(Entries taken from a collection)
------------------------------------------------------------------------

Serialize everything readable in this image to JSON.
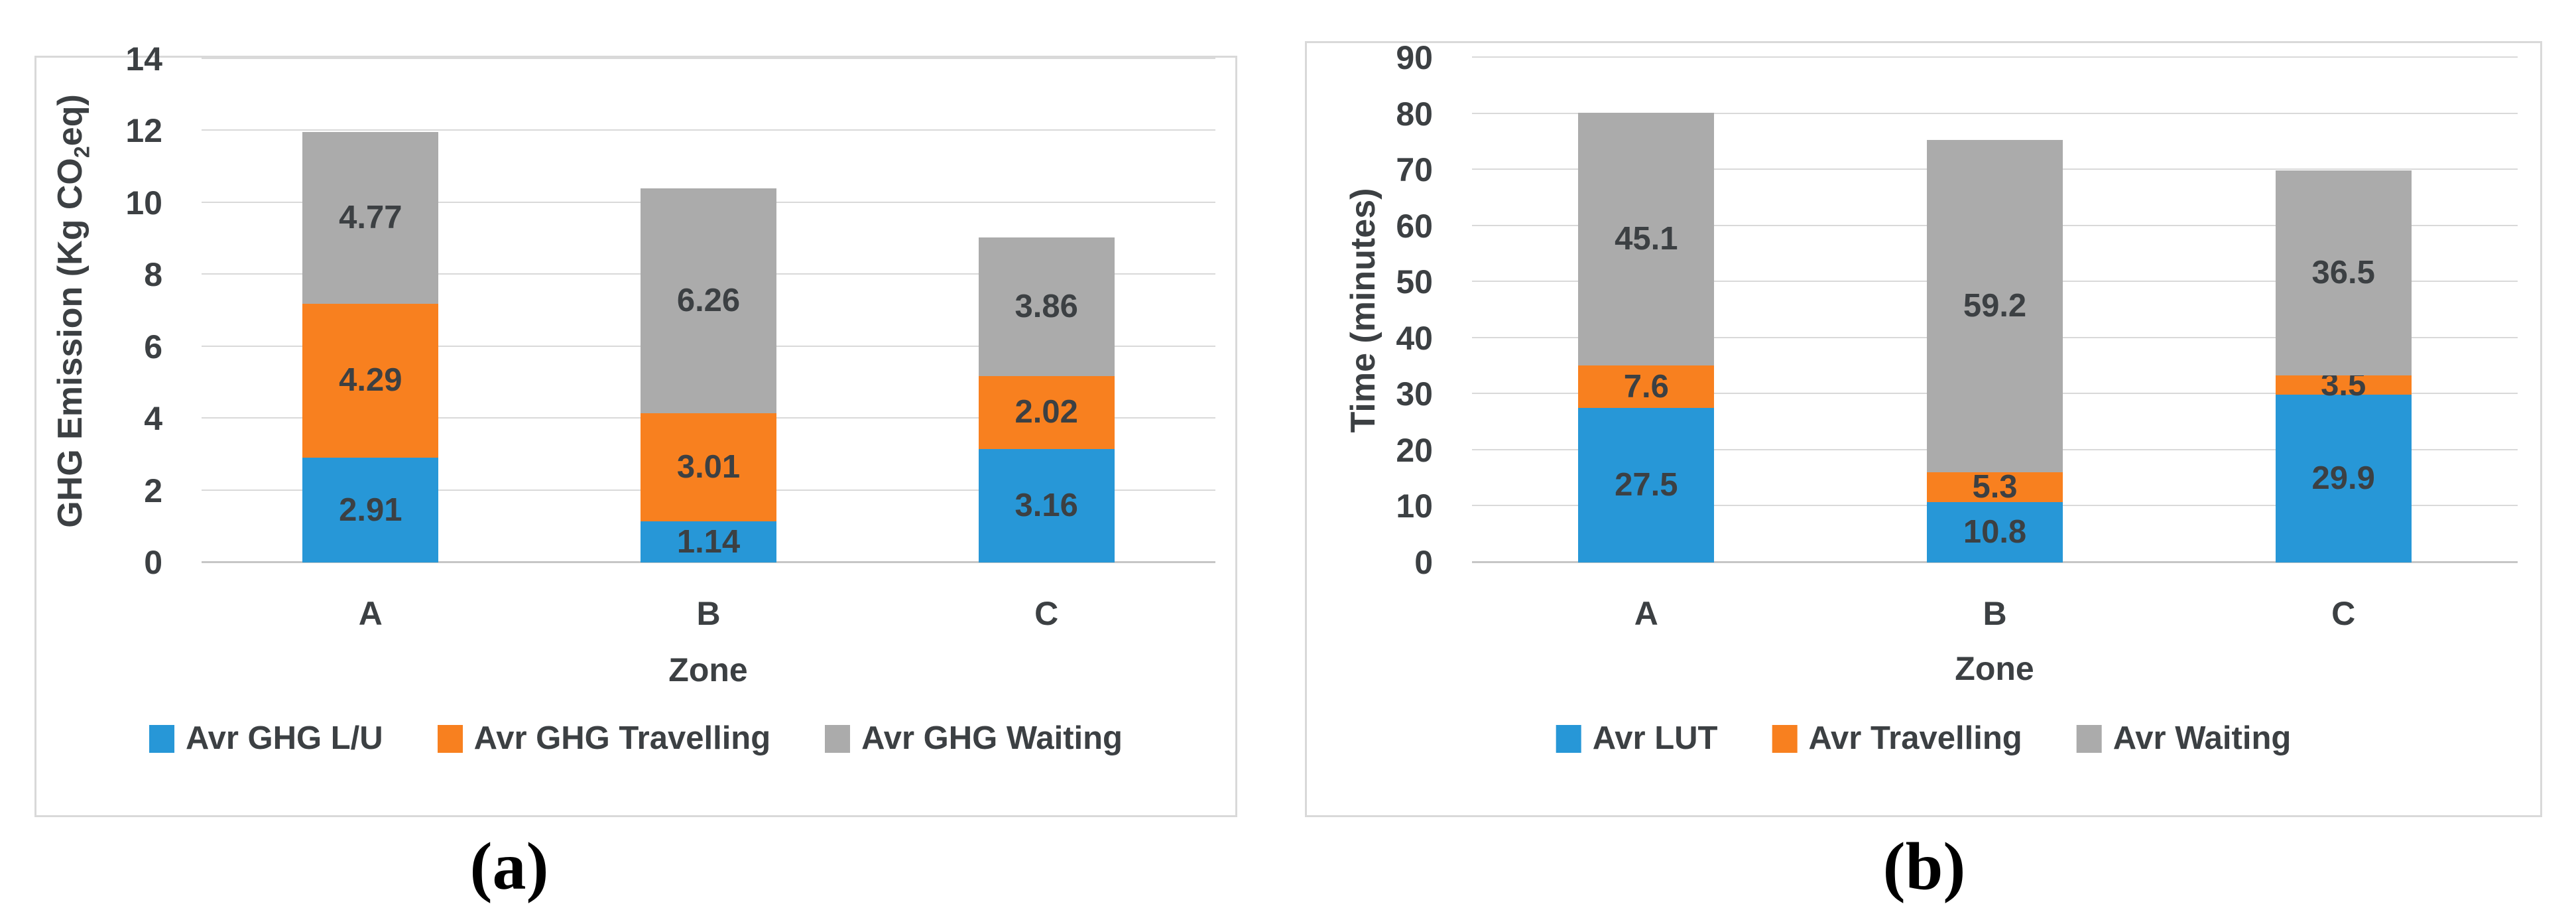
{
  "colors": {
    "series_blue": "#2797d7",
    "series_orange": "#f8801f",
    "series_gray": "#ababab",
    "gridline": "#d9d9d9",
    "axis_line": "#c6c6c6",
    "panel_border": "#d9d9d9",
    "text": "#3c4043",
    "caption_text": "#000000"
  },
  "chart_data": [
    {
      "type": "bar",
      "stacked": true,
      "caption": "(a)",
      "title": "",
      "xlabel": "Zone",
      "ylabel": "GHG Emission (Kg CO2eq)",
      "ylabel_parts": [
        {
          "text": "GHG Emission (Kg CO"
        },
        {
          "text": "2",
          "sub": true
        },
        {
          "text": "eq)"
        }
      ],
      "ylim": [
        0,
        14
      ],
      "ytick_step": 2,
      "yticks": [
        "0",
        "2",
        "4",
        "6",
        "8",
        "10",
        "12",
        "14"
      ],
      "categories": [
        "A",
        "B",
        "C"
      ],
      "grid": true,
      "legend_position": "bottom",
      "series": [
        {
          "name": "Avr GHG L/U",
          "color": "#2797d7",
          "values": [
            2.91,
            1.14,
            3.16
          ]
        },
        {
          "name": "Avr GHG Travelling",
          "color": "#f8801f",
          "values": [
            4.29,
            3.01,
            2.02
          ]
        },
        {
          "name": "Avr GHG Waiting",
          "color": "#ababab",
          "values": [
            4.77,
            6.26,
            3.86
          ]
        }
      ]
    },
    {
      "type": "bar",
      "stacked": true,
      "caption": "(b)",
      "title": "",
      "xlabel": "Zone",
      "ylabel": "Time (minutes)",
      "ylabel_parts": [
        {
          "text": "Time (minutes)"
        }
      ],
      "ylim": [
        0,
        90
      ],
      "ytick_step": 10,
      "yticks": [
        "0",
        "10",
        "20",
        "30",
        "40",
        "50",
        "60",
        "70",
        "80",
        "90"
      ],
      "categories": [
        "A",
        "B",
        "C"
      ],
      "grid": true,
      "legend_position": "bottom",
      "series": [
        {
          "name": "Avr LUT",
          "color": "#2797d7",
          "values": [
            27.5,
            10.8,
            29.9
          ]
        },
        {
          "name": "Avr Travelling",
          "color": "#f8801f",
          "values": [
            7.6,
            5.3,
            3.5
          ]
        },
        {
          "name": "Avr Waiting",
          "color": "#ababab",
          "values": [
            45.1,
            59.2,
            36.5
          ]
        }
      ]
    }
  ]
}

------------------------------------------------------------------------

#### WHAT YOU HAVE TO DO
Show every line from the entries above in which "minutes" appears.

#### ANSWER TO THE PROBLEM
      "ylabel": "Time (minutes)",
          "text": "Time (minutes)"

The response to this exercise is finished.